◆ Written task:
Check each line of the listing, and copy it if it contains the word "this".

◆ Records shown:
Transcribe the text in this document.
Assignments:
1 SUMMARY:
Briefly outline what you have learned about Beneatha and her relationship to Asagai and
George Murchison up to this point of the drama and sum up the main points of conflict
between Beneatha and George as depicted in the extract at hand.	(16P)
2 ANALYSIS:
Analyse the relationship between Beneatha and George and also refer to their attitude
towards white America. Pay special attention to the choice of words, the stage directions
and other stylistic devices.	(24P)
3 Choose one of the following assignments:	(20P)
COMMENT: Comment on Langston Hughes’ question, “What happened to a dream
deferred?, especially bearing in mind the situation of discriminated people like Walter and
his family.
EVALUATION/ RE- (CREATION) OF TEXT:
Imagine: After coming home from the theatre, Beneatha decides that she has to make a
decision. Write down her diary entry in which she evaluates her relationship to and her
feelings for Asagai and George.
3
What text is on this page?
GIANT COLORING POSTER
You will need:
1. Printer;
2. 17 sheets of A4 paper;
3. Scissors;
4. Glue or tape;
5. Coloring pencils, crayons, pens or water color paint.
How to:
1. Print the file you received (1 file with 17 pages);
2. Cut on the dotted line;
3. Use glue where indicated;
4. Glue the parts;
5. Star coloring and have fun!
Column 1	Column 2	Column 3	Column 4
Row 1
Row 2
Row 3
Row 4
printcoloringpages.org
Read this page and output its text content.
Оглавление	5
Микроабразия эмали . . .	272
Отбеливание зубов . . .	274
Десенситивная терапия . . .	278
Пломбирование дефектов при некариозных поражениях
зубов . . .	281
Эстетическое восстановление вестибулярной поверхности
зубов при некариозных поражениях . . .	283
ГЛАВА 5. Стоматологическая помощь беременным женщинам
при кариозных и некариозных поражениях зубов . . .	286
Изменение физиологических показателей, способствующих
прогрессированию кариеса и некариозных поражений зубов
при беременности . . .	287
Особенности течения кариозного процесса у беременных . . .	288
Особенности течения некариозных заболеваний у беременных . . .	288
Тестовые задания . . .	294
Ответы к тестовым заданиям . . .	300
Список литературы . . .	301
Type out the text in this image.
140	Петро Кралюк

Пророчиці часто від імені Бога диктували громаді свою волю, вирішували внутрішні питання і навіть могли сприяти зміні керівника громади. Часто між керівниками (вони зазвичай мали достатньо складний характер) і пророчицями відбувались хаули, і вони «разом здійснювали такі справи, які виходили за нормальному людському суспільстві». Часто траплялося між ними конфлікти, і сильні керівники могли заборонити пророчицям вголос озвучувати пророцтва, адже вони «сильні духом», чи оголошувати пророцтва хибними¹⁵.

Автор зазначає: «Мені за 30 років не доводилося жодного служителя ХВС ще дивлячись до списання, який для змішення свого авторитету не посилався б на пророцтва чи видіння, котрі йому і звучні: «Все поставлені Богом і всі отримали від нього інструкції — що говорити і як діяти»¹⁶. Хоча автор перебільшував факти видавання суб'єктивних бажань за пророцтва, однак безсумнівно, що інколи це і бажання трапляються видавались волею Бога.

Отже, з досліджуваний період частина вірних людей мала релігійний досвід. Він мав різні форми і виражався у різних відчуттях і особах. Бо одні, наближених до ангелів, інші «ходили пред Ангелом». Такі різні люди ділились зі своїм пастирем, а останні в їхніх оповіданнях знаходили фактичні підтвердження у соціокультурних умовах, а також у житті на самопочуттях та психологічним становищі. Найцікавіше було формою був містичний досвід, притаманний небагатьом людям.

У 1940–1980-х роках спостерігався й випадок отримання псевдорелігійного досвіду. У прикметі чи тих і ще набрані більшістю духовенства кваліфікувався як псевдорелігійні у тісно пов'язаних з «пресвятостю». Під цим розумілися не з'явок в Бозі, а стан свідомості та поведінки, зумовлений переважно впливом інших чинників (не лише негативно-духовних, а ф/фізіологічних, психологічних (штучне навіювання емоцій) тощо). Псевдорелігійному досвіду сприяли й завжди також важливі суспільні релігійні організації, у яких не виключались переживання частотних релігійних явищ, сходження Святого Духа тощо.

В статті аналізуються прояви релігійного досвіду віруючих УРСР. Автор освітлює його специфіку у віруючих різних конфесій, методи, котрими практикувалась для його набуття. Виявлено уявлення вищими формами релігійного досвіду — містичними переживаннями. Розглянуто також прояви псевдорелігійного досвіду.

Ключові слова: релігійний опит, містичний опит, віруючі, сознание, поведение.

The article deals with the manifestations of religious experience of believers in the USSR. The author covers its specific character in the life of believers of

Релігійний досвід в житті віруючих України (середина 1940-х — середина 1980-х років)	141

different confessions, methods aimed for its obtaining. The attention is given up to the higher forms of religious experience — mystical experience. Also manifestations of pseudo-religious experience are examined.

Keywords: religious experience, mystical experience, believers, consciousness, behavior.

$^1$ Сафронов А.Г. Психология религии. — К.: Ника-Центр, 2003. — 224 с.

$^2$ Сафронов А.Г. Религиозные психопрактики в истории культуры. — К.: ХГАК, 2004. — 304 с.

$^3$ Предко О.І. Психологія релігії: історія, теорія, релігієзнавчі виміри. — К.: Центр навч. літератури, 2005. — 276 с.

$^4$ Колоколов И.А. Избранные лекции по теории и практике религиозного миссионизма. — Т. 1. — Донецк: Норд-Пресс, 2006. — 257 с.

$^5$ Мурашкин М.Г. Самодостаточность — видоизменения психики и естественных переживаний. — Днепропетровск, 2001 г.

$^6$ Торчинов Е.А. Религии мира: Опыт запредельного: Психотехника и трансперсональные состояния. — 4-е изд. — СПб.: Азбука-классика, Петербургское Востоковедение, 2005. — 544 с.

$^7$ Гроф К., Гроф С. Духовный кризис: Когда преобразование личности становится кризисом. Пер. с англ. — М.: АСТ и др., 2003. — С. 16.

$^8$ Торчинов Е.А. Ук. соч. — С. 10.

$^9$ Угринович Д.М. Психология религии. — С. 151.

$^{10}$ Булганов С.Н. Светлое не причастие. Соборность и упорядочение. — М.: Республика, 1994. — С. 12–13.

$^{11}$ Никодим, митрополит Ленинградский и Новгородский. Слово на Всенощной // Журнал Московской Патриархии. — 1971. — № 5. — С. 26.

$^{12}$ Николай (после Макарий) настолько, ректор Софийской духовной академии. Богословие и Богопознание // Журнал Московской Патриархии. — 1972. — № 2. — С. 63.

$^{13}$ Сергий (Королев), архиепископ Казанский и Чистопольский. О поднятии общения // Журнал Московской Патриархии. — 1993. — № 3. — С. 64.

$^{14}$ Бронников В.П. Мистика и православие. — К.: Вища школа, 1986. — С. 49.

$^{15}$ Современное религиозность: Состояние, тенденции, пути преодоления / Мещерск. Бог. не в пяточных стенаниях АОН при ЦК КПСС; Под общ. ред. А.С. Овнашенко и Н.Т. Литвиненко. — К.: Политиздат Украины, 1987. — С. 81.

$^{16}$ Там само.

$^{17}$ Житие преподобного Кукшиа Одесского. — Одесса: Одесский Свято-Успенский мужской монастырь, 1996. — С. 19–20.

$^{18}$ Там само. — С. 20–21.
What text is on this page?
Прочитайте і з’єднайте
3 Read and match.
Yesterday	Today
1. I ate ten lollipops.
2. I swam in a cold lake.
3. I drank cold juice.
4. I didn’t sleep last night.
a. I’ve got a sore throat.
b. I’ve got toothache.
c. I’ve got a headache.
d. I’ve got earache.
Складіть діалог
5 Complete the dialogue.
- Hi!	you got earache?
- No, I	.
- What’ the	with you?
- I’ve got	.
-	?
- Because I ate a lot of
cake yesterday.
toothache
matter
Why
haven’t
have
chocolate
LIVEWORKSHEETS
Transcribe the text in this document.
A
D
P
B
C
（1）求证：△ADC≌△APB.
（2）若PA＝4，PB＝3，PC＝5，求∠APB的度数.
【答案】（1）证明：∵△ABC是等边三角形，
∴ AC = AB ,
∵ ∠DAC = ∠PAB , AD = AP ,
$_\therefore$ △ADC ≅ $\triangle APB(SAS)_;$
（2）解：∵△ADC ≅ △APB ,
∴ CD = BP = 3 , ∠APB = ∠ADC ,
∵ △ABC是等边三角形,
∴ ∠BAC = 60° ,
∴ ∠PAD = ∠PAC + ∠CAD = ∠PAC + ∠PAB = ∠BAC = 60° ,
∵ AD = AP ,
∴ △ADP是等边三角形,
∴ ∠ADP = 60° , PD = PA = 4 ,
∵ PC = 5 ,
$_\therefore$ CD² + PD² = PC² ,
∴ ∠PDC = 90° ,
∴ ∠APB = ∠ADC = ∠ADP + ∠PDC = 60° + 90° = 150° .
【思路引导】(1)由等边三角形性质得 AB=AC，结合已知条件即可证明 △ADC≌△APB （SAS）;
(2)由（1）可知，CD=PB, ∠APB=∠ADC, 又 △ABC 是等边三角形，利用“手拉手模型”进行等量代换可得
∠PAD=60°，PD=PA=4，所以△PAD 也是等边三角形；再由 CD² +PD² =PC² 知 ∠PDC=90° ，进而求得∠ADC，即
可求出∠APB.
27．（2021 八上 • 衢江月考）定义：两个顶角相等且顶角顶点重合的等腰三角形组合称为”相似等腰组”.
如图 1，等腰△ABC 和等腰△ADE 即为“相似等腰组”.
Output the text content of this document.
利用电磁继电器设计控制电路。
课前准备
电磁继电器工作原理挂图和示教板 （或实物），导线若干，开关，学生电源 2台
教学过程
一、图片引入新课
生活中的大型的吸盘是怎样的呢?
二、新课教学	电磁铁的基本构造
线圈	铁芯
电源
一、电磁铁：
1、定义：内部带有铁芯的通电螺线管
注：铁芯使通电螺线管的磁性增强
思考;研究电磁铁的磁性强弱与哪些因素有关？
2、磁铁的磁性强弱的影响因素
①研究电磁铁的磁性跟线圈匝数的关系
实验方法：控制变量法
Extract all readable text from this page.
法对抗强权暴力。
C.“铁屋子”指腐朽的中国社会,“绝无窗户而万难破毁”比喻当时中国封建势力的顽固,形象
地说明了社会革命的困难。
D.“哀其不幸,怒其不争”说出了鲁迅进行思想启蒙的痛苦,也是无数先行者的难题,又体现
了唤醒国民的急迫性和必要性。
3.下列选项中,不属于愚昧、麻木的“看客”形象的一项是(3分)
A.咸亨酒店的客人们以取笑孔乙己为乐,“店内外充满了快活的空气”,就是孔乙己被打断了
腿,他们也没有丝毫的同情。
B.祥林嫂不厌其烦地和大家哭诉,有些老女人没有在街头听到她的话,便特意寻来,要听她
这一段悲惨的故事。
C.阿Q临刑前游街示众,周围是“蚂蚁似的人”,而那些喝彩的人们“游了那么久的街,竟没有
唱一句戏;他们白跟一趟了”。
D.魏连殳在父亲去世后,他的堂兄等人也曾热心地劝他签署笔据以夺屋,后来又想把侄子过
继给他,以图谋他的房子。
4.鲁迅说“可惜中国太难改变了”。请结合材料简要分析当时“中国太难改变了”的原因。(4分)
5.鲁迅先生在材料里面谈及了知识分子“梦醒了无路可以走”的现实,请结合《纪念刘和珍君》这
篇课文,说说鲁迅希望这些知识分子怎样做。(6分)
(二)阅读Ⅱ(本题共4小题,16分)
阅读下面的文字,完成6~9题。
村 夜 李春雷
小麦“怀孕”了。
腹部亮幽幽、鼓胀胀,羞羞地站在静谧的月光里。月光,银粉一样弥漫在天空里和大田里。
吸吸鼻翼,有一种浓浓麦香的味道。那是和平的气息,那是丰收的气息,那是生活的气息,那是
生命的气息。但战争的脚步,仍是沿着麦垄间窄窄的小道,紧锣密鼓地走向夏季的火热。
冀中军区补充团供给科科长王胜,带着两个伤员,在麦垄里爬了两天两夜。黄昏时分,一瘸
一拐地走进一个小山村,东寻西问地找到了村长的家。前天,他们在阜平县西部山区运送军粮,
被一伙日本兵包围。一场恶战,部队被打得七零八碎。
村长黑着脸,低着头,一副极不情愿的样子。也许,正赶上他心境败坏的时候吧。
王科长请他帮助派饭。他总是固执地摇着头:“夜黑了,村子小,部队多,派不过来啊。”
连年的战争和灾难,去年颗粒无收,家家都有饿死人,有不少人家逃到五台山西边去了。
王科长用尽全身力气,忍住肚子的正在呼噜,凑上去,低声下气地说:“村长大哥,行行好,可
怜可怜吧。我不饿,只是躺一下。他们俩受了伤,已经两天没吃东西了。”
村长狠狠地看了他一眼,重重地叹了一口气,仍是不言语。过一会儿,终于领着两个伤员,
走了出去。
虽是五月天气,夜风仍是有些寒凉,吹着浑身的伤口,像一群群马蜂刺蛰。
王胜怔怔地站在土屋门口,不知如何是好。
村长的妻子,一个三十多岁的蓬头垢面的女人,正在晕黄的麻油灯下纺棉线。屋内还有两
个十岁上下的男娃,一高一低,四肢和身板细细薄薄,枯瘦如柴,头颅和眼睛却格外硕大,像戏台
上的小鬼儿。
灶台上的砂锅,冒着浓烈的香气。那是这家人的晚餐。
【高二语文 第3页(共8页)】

◆ Problem solution:
Transcribe the text in this document.
George Murchison up to this point of the drama and sum up the main points of conflict
What text is on this page?
Read this page and output its text content.
Type out the text in this image.
What text is on this page?
Transcribe the text in this document.
Output the text content of this document.
Extract all readable text from this page.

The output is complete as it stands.